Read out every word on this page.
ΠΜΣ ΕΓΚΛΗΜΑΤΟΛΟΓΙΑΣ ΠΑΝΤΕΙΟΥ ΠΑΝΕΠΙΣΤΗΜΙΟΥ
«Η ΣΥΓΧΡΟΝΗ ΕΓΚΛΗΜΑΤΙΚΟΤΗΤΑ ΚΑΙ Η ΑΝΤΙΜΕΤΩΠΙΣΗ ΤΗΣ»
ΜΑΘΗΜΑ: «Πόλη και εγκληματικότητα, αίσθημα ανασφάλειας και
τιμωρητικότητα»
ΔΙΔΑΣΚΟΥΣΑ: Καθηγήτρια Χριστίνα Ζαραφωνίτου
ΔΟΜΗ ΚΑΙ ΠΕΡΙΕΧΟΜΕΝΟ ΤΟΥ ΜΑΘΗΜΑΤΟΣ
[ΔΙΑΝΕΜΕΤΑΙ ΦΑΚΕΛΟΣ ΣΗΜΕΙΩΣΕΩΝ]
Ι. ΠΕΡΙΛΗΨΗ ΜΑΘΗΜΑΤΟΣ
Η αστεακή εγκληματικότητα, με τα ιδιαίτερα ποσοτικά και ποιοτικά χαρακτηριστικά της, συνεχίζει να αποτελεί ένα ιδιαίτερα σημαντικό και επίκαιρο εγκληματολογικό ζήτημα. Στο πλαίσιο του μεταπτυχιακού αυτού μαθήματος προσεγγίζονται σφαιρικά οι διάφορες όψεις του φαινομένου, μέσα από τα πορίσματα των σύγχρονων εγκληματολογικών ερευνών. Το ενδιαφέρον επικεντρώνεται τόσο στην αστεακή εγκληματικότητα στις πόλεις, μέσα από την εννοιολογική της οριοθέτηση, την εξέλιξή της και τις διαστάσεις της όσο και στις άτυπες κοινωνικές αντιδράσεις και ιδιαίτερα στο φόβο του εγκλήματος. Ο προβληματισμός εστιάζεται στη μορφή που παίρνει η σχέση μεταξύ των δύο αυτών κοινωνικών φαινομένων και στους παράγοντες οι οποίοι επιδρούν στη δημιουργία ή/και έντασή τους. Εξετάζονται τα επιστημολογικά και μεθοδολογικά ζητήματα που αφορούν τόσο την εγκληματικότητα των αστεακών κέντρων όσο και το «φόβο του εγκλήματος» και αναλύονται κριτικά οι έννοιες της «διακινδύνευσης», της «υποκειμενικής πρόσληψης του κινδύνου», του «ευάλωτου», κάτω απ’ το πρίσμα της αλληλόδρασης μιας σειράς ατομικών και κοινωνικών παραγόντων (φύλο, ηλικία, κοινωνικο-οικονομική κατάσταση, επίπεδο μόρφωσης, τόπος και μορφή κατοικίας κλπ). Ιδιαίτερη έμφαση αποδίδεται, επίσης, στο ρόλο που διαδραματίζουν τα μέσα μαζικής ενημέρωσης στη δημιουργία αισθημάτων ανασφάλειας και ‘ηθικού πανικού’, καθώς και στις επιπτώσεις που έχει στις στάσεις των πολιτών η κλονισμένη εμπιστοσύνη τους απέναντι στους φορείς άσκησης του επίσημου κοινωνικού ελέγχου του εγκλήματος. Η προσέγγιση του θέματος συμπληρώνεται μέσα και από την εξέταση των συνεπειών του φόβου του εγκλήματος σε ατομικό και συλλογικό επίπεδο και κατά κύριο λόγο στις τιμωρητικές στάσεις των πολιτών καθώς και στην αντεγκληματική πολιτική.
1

■ ■ ■

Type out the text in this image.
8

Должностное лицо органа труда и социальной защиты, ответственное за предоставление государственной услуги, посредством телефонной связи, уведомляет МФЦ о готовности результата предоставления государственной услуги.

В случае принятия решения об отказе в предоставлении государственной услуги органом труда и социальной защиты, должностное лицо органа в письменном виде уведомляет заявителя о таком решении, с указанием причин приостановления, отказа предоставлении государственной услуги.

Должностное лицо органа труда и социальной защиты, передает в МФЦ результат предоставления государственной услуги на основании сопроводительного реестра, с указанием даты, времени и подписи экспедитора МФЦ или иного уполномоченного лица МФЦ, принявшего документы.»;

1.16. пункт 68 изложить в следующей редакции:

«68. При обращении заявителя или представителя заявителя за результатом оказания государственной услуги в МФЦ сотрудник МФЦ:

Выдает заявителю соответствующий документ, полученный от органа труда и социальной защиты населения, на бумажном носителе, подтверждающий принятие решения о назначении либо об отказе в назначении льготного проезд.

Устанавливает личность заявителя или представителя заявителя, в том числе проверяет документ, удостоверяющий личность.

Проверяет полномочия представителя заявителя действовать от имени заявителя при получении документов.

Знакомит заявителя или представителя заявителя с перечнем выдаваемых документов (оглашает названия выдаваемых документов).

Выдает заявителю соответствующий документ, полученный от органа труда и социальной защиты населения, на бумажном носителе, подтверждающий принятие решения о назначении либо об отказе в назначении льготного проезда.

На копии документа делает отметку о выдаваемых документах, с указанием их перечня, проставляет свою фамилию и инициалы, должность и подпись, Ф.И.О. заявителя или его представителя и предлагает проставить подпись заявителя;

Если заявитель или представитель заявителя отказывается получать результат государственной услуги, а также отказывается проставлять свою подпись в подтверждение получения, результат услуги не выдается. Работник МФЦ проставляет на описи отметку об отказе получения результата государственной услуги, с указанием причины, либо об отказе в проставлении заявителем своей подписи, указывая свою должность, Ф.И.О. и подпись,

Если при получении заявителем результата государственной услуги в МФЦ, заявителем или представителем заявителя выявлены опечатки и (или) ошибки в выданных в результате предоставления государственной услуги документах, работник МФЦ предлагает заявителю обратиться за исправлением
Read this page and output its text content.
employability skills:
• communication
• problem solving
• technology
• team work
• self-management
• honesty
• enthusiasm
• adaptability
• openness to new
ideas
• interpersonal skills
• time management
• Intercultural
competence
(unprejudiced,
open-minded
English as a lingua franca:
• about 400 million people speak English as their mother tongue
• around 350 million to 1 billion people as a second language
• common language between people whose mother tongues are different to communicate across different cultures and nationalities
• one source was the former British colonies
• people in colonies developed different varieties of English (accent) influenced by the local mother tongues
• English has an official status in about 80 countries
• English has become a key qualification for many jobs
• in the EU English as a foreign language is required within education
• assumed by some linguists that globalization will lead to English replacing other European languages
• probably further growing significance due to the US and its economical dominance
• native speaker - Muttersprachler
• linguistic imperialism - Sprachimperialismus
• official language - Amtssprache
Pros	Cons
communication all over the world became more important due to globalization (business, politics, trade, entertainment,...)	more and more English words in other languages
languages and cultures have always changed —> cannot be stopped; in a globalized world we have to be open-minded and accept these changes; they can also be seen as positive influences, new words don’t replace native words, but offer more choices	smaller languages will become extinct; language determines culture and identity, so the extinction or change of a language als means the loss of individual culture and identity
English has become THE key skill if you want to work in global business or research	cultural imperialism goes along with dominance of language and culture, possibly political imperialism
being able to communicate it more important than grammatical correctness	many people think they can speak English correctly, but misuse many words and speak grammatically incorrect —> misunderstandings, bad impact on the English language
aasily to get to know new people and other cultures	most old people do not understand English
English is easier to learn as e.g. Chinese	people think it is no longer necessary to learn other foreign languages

■ ■ ■

> _DO THIS_
Out of the preceding entries, pull every line containing the string "official".

> _WRITTEN SOLUTION_
• English has an official status in about 80 countries
• official language - Amtssprache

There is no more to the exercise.